* TASK REQUIREMENTS
In the entries that follow, find the word "幼獅文化" and report each line it is on.

* ROWS
[START]
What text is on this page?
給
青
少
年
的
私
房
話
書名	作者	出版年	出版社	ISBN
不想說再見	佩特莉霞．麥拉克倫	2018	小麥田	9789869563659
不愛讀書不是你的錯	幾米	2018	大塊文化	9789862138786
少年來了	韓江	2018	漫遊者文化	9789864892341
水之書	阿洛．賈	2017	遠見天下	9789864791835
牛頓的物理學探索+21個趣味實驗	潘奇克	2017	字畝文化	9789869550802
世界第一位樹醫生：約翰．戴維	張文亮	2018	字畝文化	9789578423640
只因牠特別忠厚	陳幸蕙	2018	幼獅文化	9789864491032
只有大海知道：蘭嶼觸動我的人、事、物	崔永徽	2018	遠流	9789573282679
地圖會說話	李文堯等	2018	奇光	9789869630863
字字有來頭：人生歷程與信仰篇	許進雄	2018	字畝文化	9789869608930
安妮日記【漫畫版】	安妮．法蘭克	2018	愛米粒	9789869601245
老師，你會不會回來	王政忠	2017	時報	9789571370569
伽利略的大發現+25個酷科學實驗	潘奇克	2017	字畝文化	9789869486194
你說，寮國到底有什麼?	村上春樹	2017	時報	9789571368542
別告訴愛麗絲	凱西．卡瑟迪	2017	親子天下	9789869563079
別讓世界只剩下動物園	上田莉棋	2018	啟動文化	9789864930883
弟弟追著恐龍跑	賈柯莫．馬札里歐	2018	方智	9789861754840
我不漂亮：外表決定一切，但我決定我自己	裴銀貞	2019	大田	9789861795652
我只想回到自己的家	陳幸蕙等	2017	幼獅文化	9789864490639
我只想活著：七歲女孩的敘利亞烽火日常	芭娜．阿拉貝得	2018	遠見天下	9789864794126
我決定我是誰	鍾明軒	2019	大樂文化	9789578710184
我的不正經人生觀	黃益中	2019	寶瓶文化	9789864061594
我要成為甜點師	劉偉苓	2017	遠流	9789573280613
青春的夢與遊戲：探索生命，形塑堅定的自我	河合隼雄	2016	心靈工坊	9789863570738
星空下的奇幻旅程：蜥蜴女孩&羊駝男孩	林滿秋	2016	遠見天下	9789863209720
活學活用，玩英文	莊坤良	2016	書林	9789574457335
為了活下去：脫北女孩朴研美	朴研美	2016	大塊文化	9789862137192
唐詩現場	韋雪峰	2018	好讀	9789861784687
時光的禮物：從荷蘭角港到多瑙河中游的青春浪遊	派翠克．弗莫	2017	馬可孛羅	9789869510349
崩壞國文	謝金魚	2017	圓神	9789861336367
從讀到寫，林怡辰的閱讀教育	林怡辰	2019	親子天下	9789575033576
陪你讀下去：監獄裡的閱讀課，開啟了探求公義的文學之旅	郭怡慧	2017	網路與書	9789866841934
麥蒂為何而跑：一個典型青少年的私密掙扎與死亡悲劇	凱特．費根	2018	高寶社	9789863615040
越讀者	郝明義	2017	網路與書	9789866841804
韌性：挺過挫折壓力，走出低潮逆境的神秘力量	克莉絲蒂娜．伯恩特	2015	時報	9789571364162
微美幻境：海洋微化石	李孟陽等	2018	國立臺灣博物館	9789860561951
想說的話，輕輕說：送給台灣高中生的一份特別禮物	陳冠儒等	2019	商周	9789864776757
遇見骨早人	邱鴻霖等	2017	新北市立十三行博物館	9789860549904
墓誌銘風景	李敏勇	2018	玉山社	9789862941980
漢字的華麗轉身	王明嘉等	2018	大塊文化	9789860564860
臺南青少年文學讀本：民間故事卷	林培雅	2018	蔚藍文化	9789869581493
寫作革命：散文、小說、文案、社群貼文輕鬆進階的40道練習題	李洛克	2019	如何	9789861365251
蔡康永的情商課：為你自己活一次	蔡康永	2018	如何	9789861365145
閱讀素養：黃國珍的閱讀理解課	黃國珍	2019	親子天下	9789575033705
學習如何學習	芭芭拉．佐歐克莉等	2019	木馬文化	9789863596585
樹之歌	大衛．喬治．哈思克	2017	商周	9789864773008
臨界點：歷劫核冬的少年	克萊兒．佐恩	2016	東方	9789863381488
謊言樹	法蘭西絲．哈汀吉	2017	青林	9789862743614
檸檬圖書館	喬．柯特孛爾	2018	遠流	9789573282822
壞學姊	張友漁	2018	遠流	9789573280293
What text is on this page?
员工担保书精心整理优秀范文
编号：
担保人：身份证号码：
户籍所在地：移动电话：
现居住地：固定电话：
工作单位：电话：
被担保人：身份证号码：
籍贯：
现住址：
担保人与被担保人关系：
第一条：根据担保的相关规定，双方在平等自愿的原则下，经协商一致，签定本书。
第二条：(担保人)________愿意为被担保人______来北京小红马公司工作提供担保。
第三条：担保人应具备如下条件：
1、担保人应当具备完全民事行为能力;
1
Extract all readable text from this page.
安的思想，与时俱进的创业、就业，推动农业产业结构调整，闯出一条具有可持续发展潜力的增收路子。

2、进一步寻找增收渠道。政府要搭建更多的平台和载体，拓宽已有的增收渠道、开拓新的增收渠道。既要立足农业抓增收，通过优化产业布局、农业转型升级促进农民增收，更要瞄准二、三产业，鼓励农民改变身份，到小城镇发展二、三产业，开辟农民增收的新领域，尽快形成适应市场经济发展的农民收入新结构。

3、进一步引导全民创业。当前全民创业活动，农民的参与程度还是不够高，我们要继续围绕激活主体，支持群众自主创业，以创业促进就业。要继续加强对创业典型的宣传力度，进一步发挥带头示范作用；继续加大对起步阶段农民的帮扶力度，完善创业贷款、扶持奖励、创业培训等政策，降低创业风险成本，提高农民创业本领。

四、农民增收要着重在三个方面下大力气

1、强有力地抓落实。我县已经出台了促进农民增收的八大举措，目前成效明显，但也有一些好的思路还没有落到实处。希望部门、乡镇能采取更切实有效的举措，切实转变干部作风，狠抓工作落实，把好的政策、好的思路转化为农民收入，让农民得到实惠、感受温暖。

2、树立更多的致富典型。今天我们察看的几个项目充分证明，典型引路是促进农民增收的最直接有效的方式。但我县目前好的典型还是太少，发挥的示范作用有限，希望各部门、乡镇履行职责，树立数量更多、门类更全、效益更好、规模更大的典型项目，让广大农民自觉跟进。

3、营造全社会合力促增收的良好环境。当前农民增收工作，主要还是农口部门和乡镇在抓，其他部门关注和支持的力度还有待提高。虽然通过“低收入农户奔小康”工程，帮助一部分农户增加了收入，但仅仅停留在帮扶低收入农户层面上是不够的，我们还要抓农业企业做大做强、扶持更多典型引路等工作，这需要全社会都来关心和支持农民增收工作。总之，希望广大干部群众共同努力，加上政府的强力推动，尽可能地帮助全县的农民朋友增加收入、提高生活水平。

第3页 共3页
[END]
* FULL OUTPUT
只因牠特別忠厚	陳幸蕙	2018	幼獅文化	9789864491032
我只想回到自己的家	陳幸蕙等	2017	幼獅文化	9789864490639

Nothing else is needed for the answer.